GIVEN REQUEST: Pull every line holding the string "Humor" from the records below.

************

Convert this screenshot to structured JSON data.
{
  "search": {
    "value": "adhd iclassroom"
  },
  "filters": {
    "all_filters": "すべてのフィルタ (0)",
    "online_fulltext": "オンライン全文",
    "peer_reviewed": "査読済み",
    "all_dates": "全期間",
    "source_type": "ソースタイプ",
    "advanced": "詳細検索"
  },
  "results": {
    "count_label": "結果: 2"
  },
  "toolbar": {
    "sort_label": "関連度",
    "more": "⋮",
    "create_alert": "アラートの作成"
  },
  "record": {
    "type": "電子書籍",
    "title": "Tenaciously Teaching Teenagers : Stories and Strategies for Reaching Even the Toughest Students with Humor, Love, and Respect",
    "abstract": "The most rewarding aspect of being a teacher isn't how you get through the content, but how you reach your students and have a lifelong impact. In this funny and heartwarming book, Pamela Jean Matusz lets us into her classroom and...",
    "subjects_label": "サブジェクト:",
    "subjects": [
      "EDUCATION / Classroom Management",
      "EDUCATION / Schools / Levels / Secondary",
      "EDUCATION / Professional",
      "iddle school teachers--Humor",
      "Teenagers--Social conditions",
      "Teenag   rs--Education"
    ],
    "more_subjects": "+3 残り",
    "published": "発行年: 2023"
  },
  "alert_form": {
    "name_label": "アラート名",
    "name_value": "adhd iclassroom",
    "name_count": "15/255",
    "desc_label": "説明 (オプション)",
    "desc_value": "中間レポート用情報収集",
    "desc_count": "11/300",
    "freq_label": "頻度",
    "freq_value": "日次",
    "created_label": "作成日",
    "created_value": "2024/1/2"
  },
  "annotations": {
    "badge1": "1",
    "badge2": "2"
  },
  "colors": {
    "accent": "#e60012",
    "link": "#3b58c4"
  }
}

************

SOLUTION TO THIS PROBLEM:
    "title": "Tenaciously Teaching Teenagers : Stories and Strategies for Reaching Even the Toughest Students with Humor, Love, and Respect",
      "iddle school teachers--Humor",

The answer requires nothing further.